_GOAL:_
Among the lines below, count those containing the word "away". Give the number only.

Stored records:
----------
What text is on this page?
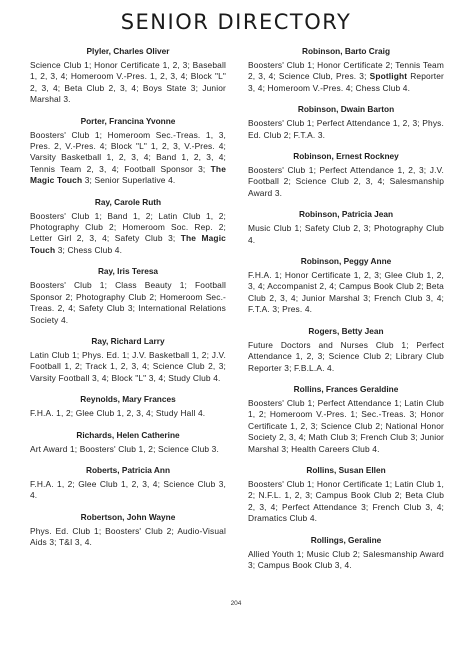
SENIOR DIRECTORY
Plyler, Charles Oliver
Science Club 1; Honor Certificate 1, 2, 3; Baseball 1, 2, 3, 4; Homeroom V.-Pres. 1, 2, 3, 4; Block "L" 2, 3, 4; Beta Club 2, 3, 4; Boys State 3; Junior Marshal 3.
Porter, Francina Yvonne
Boosters' Club 1; Homeroom Sec.-Treas. 1, 3, Pres. 2, V.-Pres. 4; Block "L" 1, 2, 3, V.-Pres. 4; Varsity Basketball 1, 2, 3, 4; Band 1, 2, 3, 4; Tennis Team 2, 3, 4; Football Sponsor 3; The Magic Touch 3; Senior Superlative 4.
Ray, Carole Ruth
Boosters' Club 1; Band 1, 2; Latin Club 1, 2; Photography Club 2; Homeroom Soc. Rep. 2; Letter Girl 2, 3, 4; Safety Club 3; The Magic Touch 3; Chess Club 4.
Ray, Iris Teresa
Boosters' Club 1; Class Beauty 1; Football Sponsor 2; Photography Club 2; Homeroom Sec.-Treas. 2, 4; Safety Club 3; International Relations Society 4.
Ray, Richard Larry
Latin Club 1; Phys. Ed. 1; J.V. Basketball 1, 2; J.V. Football 1, 2; Track 1, 2, 3, 4; Science Club 2, 3; Varsity Football 3, 4; Block "L" 3, 4; Study Club 4.
Reynolds, Mary Frances
F.H.A. 1, 2; Glee Club 1, 2, 3, 4; Study Hall 4.
Richards, Helen Catherine
Art Award 1; Boosters' Club 1, 2; Science Club 3.
Roberts, Patricia Ann
F.H.A. 1, 2; Glee Club 1, 2, 3, 4; Science Club 3, 4.
Robertson, John Wayne
Phys. Ed. Club 1; Boosters' Club 2; Audio-Visual Aids 3; T&I 3, 4.
Robinson, Barto Craig
Boosters' Club 1; Honor Certificate 2; Tennis Team 2, 3, 4; Science Club, Pres. 3; Spotlight Reporter 3, 4; Homeroom V.-Pres. 4; Chess Club 4.
Robinson, Dwain Barton
Boosters' Club 1; Perfect Attendance 1, 2, 3; Phys. Ed. Club 2; F.T.A. 3.
Robinson, Ernest Rockney
Boosters' Club 1; Perfect Attendance 1, 2, 3; J.V. Football 2; Science Club 2, 3, 4; Salesmanship Award 3.
Robinson, Patricia Jean
Music Club 1; Safety Club 2, 3; Photography Club 4.
Robinson, Peggy Anne
F.H.A. 1; Honor Certificate 1, 2, 3; Glee Club 1, 2, 3, 4; Accompanist 2, 4; Campus Book Club 2; Beta Club 2, 3, 4; Junior Marshal 3; French Club 3, 4; F.T.A. 3; Pres. 4.
Rogers, Betty Jean
Future Doctors and Nurses Club 1; Perfect Attendance 1, 2, 3; Science Club 2; Library Club Reporter 3; F.B.L.A. 4.
Rollins, Frances Geraldine
Boosters' Club 1; Perfect Attendance 1; Latin Club 1, 2; Homeroom V.-Pres. 1; Sec.-Treas. 3; Honor Certificate 1, 2, 3; Science Club 2; National Honor Society 2, 3, 4; Math Club 3; French Club 3; Junior Marshal 3; Health Careers Club 4.
Rollins, Susan Ellen
Boosters' Club 1; Honor Certificate 1; Latin Club 1, 2; N.F.L. 1, 2, 3; Campus Book Club 2; Beta Club 2, 3, 4; Perfect Attendance 3; French Club 3, 4; Dramatics Club 4.
Rollings, Geraline
Allied Youth 1; Music Club 2; Salesmanship Award 3; Campus Book Club 3, 4.
204
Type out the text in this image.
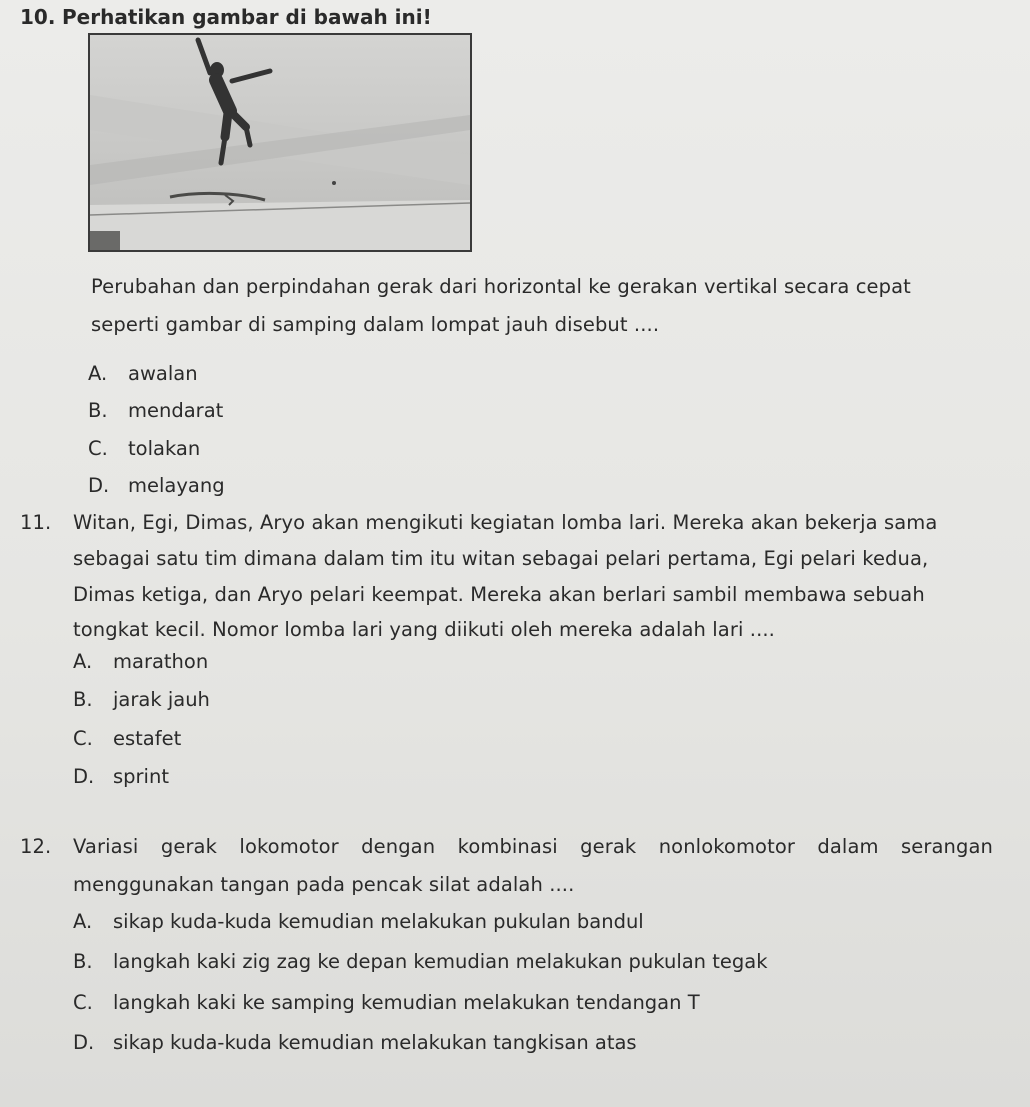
10. Perhatikan gambar di bawah ini!
Perubahan dan perpindahan gerak dari horizontal ke gerakan vertikal secara cepat
seperti gambar di samping dalam lompat jauh disebut ....
A. awalan
B. mendarat
C. tolakan
D. melayang
11. Witan, Egi, Dimas, Aryo akan mengikuti kegiatan lomba lari. Mereka akan bekerja sama
sebagai satu tim dimana dalam tim itu witan sebagai pelari pertama, Egi pelari kedua,
Dimas ketiga, dan Aryo pelari keempat. Mereka akan berlari sambil membawa sebuah
tongkat kecil. Nomor lomba lari yang diikuti oleh mereka adalah lari ....
A. marathon
B. jarak jauh
C. estafet
D. sprint
12. Variasi gerak lokomotor dengan kombinasi gerak nonlokomotor dalam serangan
menggunakan tangan pada pencak silat adalah ....
A. sikap kuda-kuda kemudian melakukan pukulan bandul
B. langkah kaki zig zag ke depan kemudian melakukan pukulan tegak
C. langkah kaki ke samping kemudian melakukan tendangan T
D. sikap kuda-kuda kemudian melakukan tangkisan atas
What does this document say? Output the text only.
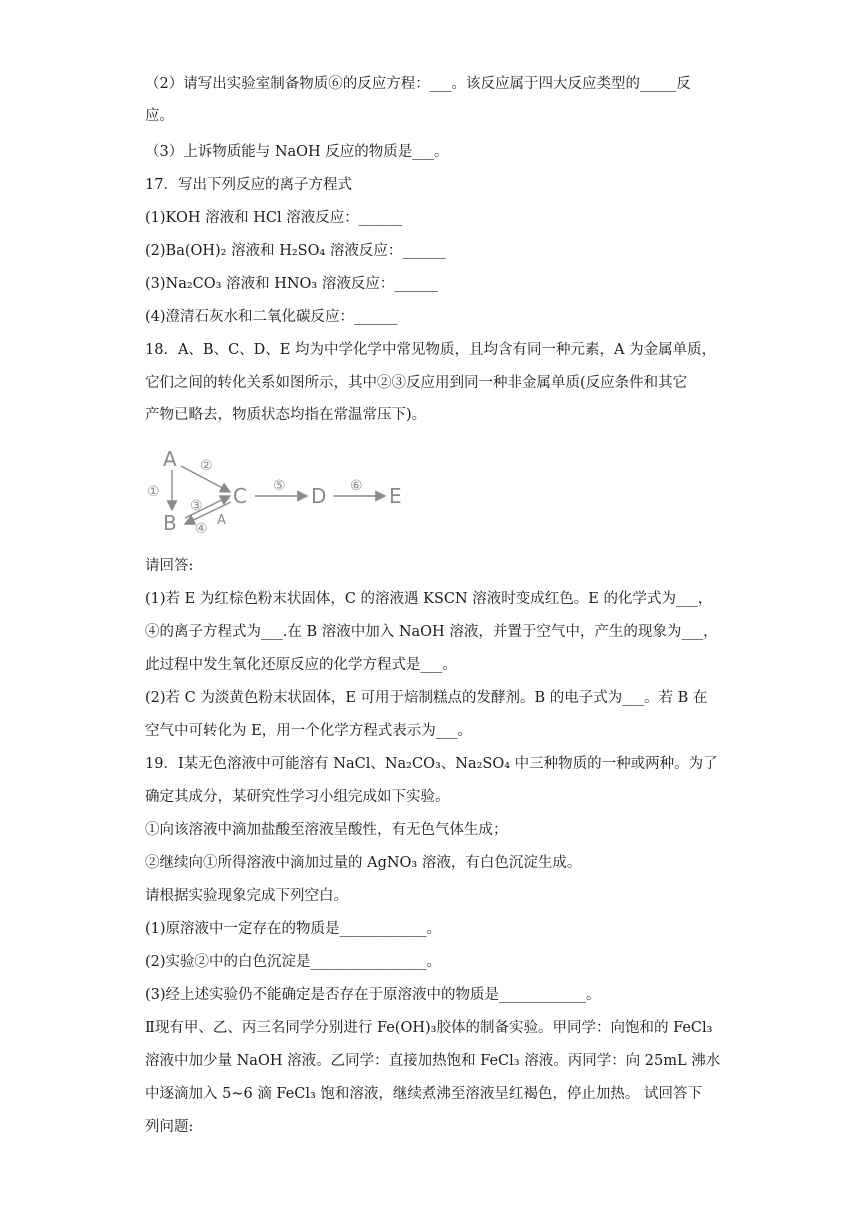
（2）请写出实验室制备物质⑥的反应方程：___。该反应属于四大反应类型的_____反
应。
（3）上诉物质能与 NaOH 反应的物质是___。
17．写出下列反应的离子方程式
(1)KOH 溶液和 HCl 溶液反应：______
(2)Ba(OH)₂ 溶液和 H₂SO₄ 溶液反应：______
(3)Na₂CO₃ 溶液和 HNO₃ 溶液反应：______
(4)澄清石灰水和二氧化碳反应：______
18．A、B、C、D、E 均为中学化学中常见物质，且均含有同一种元素，A 为金属单质，
它们之间的转化关系如图所示，其中②③反应用到同一种非金属单质(反应条件和其它
产物已略去，物质状态均指在常温常压下)。
请回答:
(1)若 E 为红棕色粉末状固体，C 的溶液遇 KSCN 溶液时变成红色。E 的化学式为___，
④的离子方程式为___.在 B 溶液中加入 NaOH 溶液，并置于空气中，产生的现象为___，
此过程中发生氧化还原反应的化学方程式是___。
(2)若 C 为淡黄色粉末状固体，E 可用于焙制糕点的发酵剂。B 的电子式为___。若 B 在
空气中可转化为 E，用一个化学方程式表示为___。
19．Ⅰ某无色溶液中可能溶有 NaCl、Na₂CO₃、Na₂SO₄ 中三种物质的一种或两种。为了
确定其成分，某研究性学习小组完成如下实验。
①向该溶液中滴加盐酸至溶液呈酸性，有无色气体生成；
②继续向①所得溶液中滴加过量的 AgNO₃ 溶液，有白色沉淀生成。
请根据实验现象完成下列空白。
(1)原溶液中一定存在的物质是____________。
(2)实验②中的白色沉淀是________________。
(3)经上述实验仍不能确定是否存在于原溶液中的物质是____________。
Ⅱ现有甲、乙、丙三名同学分别进行 Fe(OH)₃胶体的制备实验。甲同学：向饱和的 FeCl₃
溶液中加少量 NaOH 溶液。乙同学：直接加热饱和 FeCl₃ 溶液。丙同学：向 25mL 沸水
中逐滴加入 5~6 滴 FeCl₃ 饱和溶液，继续煮沸至溶液呈红褐色，停止加热。 试回答下
列问题:
A
B
C	D	E
①
②
③
④
A
⑤	⑥
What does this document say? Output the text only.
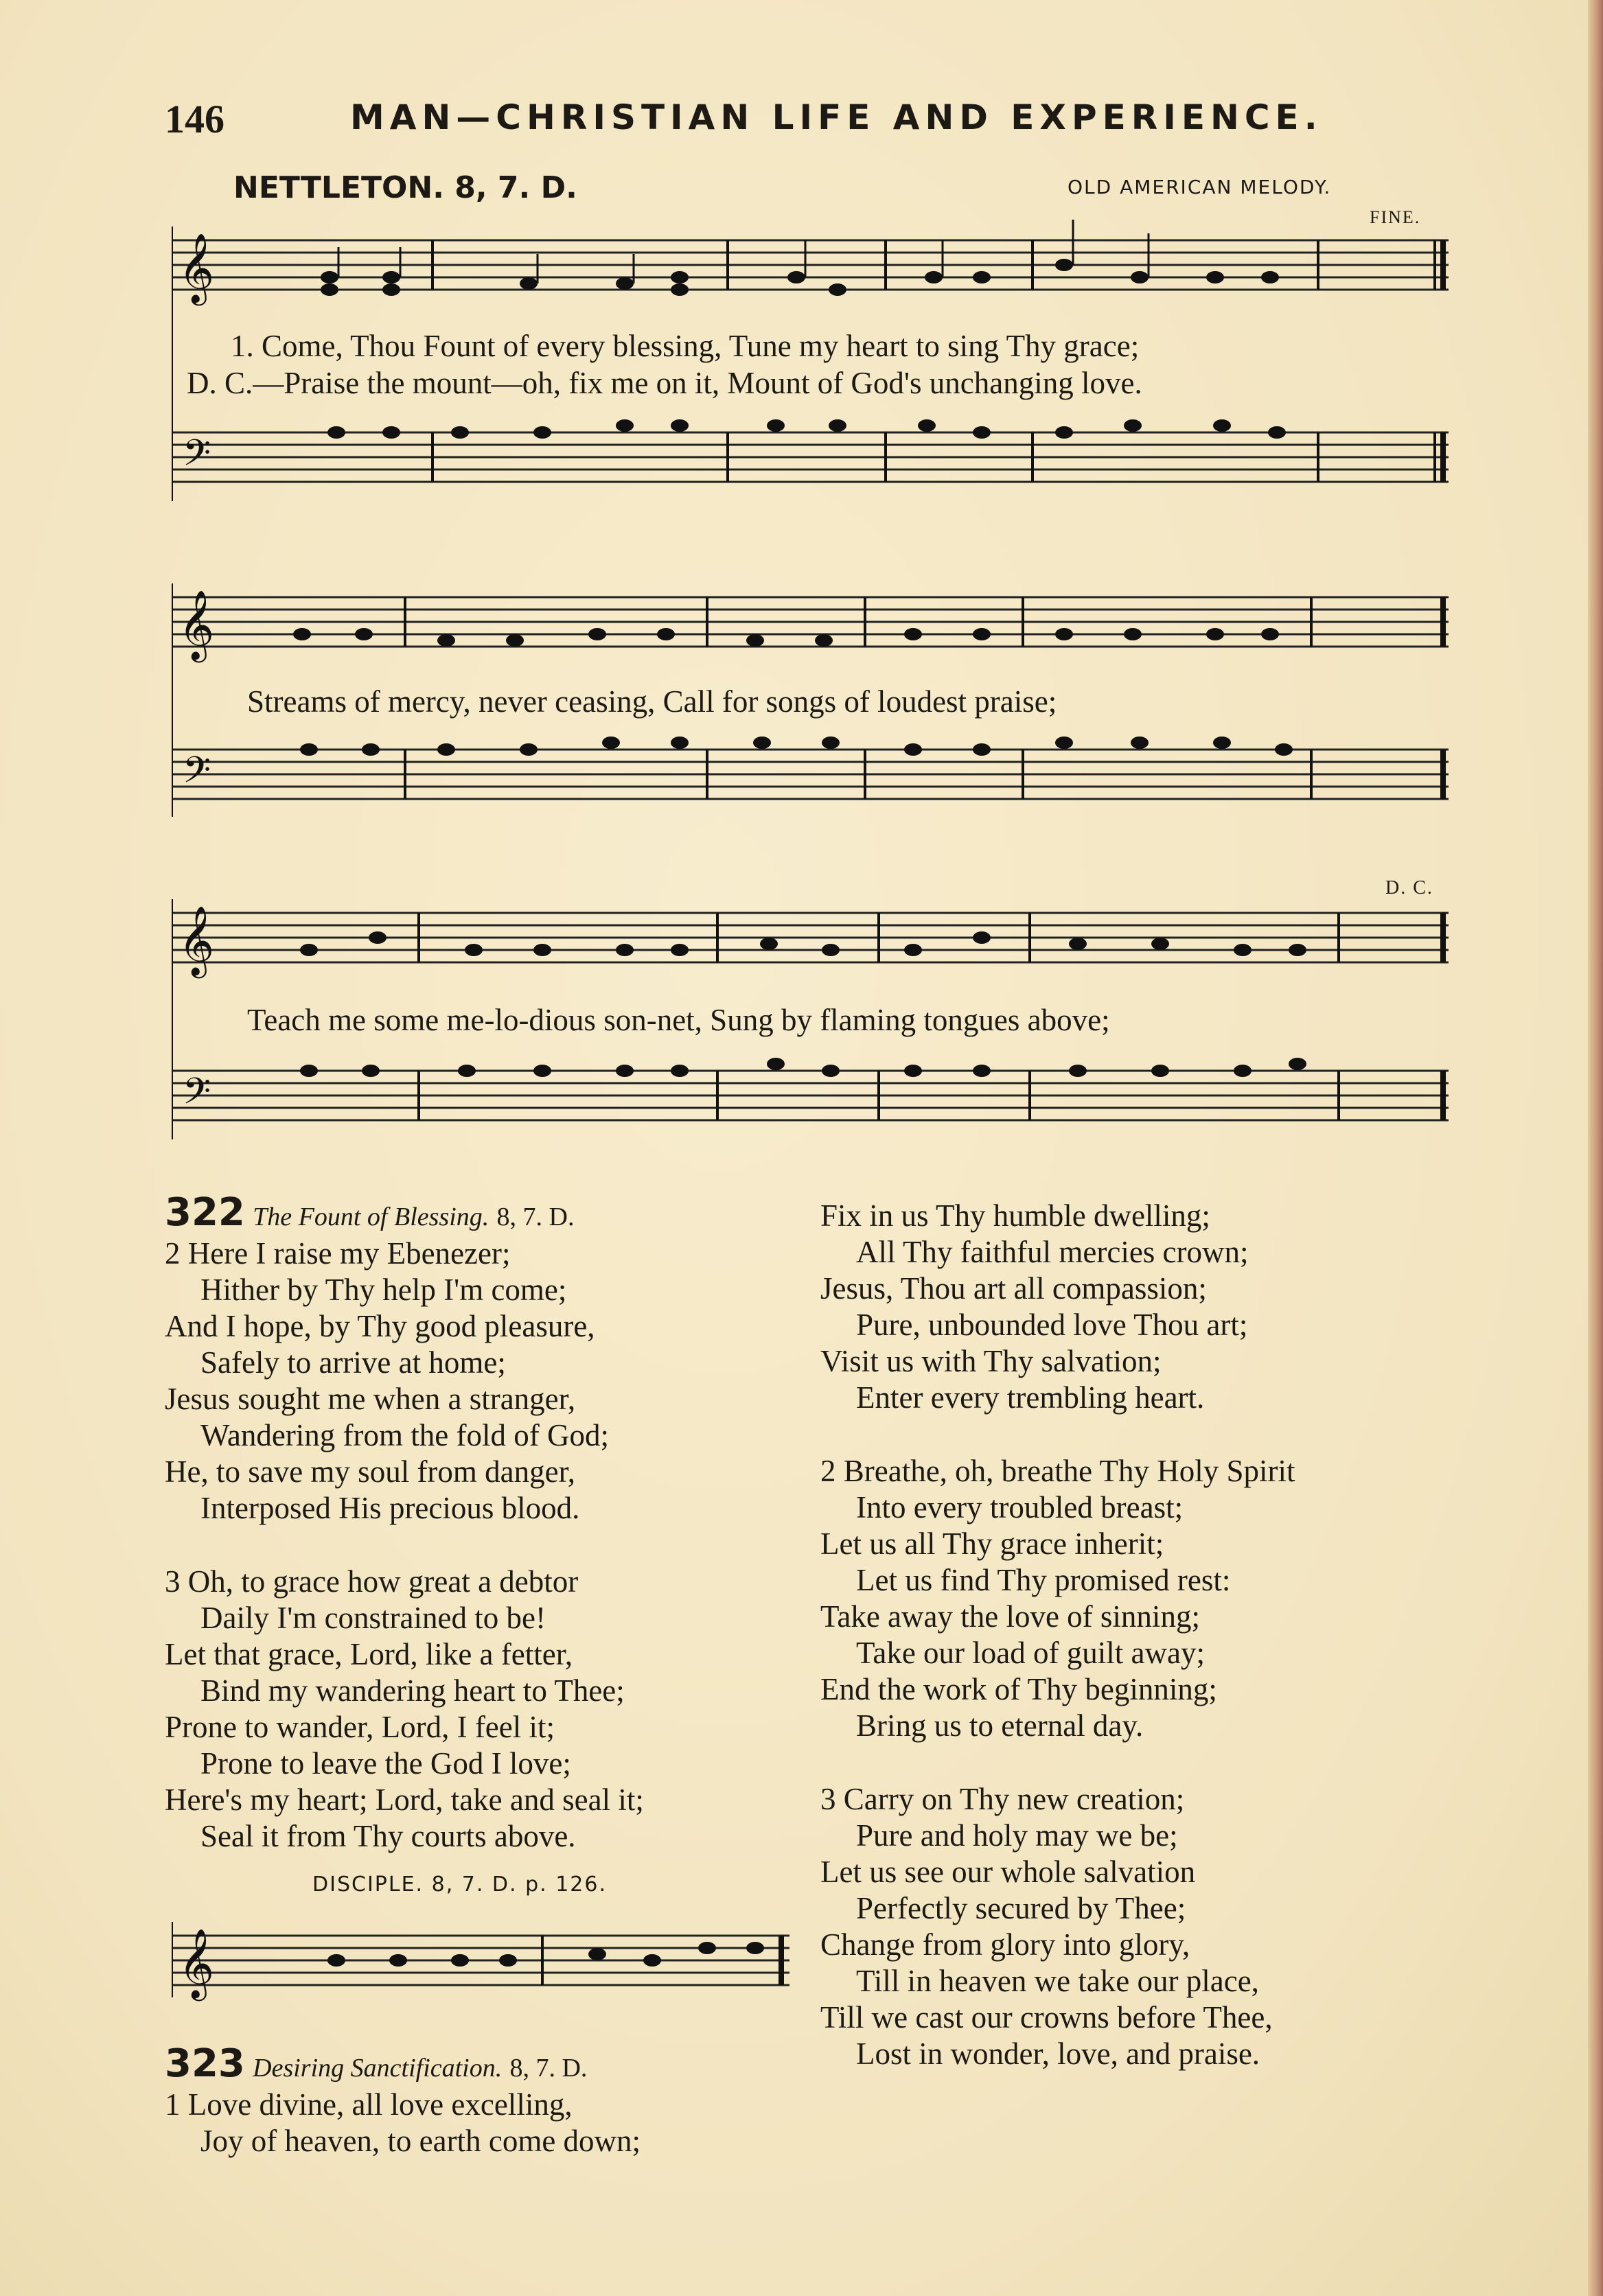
146	MAN—CHRISTIAN LIFE AND EXPERIENCE.
NETTLETON. 8, 7. D.	OLD AMERICAN MELODY.
FINE.
D. C.
𝄞
𝄢
1. Come, Thou Fount of every blessing, Tune my heart to sing Thy grace;
D. C.—Praise the mount—oh, fix me on it, Mount of God's unchanging love.
𝄞
𝄢
Streams of mercy, never ceasing, Call for songs of loudest praise;
𝄞
𝄢
Teach me some me-lo-dious son-net, Sung by flaming tongues above;
322 The Fount of Blessing. 8, 7. D.
2 Here I raise my Ebenezer;
Hither by Thy help I'm come;
And I hope, by Thy good pleasure,
Safely to arrive at home;
Jesus sought me when a stranger,
Wandering from the fold of God;
He, to save my soul from danger,
Interposed His precious blood.
3 Oh, to grace how great a debtor
Daily I'm constrained to be!
Let that grace, Lord, like a fetter,
Bind my wandering heart to Thee;
Prone to wander, Lord, I feel it;
Prone to leave the God I love;
Here's my heart; Lord, take and seal it;
Seal it from Thy courts above.
DISCIPLE. 8, 7. D. p. 126.
𝄞
323 Desiring Sanctification. 8, 7. D.
1 Love divine, all love excelling,
Joy of heaven, to earth come down;
Fix in us Thy humble dwelling;
All Thy faithful mercies crown;
Jesus, Thou art all compassion;
Pure, unbounded love Thou art;
Visit us with Thy salvation;
Enter every trembling heart.
2 Breathe, oh, breathe Thy Holy Spirit
Into every troubled breast;
Let us all Thy grace inherit;
Let us find Thy promised rest:
Take away the love of sinning;
Take our load of guilt away;
End the work of Thy beginning;
Bring us to eternal day.
3 Carry on Thy new creation;
Pure and holy may we be;
Let us see our whole salvation
Perfectly secured by Thee;
Change from glory into glory,
Till in heaven we take our place,
Till we cast our crowns before Thee,
Lost in wonder, love, and praise.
----------
_THE RESPONSE:_
2